■ **Exercise description**: Go through the entries and count the lines with the string "document" in them. Give only that number.
--------------------
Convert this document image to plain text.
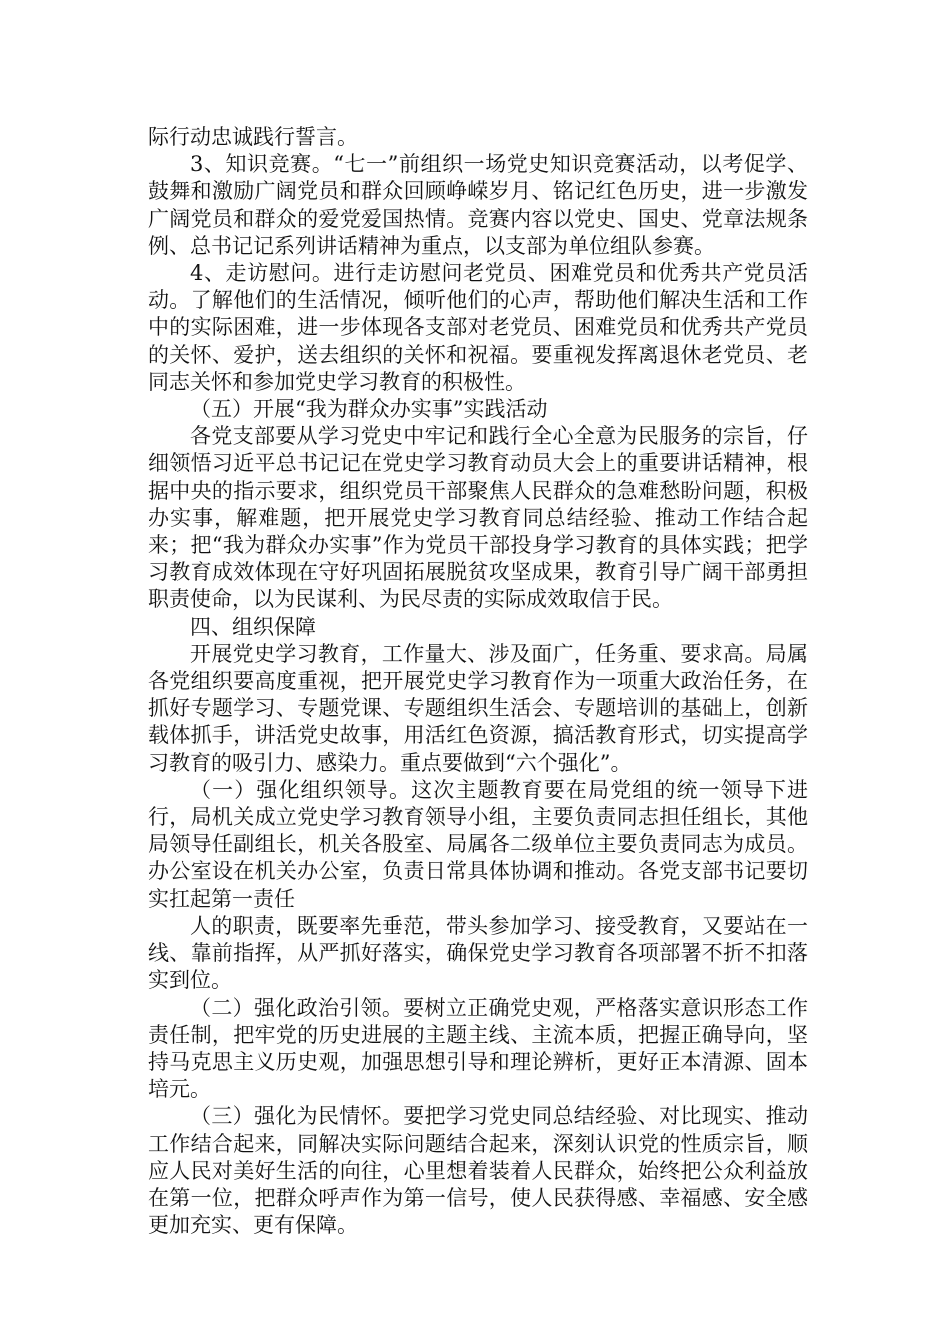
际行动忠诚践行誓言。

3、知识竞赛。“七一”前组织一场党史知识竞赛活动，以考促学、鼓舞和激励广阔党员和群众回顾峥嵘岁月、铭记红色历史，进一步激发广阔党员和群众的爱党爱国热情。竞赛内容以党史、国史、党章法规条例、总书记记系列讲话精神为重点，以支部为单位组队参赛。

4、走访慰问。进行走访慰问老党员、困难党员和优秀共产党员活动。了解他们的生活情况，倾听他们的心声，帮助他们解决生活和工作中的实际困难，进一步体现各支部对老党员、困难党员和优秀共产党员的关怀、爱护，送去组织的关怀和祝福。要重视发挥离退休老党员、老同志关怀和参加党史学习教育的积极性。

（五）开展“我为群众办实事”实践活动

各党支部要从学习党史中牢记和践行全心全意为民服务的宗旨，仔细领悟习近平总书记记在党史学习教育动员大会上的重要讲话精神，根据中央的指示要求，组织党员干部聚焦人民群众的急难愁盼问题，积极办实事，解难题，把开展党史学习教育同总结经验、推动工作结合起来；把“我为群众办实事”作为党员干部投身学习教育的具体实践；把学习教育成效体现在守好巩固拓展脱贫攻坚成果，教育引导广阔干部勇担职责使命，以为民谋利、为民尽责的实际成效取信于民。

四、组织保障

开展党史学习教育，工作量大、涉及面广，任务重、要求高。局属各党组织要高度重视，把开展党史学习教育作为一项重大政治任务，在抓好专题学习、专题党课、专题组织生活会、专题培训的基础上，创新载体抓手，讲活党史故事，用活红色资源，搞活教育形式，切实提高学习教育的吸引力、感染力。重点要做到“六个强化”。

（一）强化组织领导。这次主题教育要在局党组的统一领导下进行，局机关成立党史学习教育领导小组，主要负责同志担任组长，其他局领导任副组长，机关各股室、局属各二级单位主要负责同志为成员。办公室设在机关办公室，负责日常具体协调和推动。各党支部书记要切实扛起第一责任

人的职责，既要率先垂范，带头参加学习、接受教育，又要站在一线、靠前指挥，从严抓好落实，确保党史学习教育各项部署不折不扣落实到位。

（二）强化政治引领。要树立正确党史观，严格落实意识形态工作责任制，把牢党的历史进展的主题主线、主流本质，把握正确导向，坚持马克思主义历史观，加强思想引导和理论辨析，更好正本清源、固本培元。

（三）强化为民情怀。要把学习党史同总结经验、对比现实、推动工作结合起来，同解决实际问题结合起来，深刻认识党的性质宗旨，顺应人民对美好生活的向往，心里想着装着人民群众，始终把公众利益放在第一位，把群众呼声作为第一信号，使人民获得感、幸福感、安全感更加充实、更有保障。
--------------------
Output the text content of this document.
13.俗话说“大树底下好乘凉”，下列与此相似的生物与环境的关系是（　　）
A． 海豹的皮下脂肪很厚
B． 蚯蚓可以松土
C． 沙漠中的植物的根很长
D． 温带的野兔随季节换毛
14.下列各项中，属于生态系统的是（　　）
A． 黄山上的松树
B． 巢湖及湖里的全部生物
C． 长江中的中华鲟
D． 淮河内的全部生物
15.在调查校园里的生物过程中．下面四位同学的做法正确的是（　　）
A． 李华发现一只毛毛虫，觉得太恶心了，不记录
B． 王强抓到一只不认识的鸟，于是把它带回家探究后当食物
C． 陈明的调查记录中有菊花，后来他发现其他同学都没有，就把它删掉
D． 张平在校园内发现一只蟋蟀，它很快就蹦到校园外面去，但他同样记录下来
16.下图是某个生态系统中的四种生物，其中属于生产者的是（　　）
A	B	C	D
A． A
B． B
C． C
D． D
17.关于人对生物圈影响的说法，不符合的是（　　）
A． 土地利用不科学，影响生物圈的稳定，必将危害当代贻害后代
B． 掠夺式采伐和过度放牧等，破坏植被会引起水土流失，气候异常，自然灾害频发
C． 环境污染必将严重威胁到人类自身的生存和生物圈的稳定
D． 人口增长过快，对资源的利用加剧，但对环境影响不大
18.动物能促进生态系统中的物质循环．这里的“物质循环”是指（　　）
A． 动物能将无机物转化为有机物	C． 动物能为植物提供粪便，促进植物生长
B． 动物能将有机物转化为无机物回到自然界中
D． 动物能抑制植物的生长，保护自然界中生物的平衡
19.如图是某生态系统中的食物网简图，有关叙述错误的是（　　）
--------------------
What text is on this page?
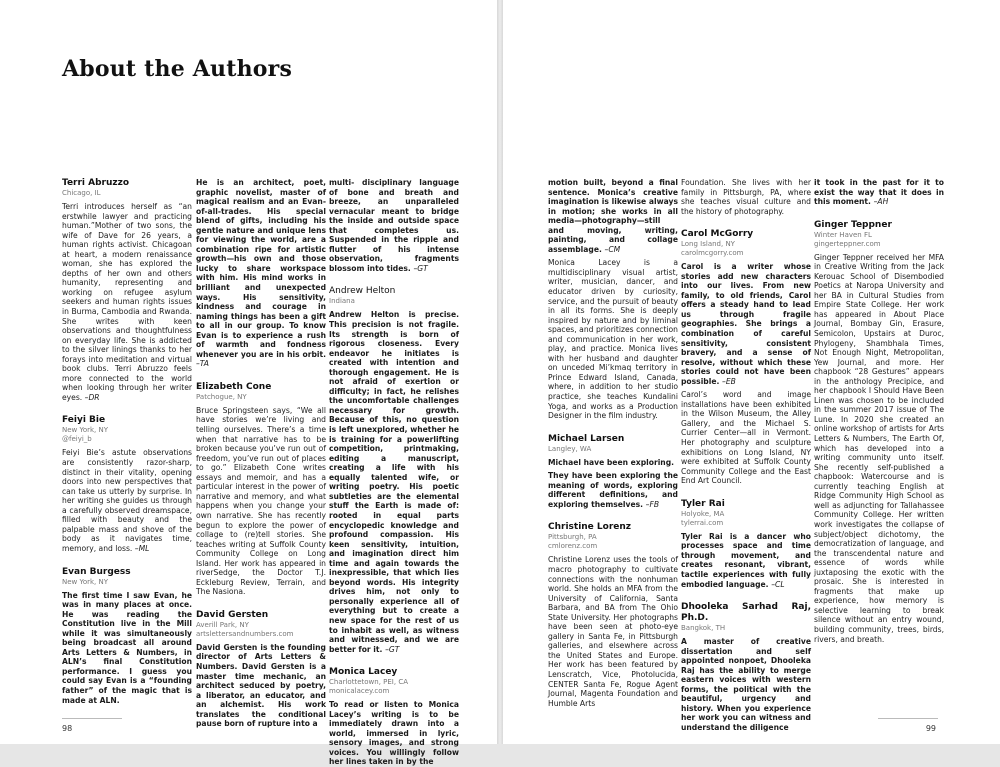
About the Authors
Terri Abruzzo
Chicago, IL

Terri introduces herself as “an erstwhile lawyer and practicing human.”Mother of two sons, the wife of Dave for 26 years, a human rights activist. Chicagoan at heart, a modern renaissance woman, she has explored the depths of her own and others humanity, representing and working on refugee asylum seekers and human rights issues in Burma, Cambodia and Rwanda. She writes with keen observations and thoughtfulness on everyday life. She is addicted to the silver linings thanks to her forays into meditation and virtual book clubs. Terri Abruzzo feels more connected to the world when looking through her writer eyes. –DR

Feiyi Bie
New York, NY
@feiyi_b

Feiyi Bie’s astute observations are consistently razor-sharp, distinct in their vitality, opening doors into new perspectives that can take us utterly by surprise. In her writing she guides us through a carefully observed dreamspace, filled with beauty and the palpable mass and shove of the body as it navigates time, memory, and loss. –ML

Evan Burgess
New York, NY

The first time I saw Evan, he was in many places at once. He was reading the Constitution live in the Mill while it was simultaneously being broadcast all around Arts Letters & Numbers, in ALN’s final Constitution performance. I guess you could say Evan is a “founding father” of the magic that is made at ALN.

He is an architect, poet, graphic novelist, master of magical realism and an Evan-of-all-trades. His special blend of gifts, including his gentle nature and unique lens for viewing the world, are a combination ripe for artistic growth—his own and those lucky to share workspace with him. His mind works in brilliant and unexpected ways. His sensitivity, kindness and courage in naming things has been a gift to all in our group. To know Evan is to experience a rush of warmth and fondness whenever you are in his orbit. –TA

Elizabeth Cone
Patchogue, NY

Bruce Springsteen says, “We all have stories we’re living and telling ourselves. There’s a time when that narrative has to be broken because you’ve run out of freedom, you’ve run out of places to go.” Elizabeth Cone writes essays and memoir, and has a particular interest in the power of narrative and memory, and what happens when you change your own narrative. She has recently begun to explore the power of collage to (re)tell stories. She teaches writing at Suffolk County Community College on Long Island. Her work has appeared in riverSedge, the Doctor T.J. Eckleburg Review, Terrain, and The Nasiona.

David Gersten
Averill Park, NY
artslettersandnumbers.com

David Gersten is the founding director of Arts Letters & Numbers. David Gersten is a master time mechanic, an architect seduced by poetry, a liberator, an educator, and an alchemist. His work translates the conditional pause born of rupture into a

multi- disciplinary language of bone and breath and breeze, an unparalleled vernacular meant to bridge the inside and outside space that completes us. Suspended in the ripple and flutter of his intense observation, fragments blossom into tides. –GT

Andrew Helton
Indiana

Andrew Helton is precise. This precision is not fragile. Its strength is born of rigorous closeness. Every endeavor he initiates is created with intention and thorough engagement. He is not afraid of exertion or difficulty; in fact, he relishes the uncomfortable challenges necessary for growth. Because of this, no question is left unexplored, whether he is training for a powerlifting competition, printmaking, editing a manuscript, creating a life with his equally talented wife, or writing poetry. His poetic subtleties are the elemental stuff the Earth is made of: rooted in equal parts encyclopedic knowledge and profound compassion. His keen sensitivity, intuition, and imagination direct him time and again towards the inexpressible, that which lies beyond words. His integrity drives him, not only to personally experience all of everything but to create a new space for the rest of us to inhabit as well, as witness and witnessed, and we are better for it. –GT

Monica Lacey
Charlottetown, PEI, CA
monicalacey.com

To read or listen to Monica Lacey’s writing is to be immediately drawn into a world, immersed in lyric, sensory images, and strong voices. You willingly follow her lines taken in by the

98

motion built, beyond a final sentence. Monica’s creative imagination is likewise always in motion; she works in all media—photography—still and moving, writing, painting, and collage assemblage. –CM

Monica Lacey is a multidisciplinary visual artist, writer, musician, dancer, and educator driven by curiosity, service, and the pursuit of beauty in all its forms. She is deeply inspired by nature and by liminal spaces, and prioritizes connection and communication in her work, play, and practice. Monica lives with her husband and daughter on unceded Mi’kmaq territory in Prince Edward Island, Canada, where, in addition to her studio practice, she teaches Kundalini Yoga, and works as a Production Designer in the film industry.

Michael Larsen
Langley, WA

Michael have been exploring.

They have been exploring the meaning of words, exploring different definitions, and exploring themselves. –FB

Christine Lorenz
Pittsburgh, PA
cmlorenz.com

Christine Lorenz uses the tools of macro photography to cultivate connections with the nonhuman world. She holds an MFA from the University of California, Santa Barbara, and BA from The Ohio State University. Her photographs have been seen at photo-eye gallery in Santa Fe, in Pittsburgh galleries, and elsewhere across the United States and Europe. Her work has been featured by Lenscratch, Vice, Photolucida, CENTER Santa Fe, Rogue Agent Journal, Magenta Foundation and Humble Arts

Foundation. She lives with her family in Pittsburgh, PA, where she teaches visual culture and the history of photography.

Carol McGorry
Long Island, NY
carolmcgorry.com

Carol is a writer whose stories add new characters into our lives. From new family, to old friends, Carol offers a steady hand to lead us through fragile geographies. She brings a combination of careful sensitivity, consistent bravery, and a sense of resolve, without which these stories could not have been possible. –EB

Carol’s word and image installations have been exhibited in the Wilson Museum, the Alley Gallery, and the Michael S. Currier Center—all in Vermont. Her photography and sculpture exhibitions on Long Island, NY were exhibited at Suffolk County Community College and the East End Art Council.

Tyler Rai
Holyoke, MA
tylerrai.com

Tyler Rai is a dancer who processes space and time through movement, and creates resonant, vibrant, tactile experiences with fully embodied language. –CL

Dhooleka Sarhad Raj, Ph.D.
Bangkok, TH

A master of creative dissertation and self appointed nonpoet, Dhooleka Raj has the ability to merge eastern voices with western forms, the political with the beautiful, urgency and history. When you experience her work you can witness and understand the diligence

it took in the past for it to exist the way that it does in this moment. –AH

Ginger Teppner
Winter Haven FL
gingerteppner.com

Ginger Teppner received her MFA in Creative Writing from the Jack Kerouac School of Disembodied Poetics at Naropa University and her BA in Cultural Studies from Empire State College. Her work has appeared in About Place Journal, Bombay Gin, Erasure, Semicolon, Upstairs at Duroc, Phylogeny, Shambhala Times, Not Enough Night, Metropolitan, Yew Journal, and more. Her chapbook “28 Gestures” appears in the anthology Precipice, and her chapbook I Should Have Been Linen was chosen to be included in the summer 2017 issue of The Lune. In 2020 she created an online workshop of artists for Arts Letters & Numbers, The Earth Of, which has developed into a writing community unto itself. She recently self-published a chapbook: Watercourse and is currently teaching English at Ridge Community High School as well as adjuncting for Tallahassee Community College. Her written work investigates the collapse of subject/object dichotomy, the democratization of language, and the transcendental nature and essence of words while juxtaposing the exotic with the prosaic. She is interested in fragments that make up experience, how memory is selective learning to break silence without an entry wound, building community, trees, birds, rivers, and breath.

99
--------------------
■ **Response for this exercise**: 2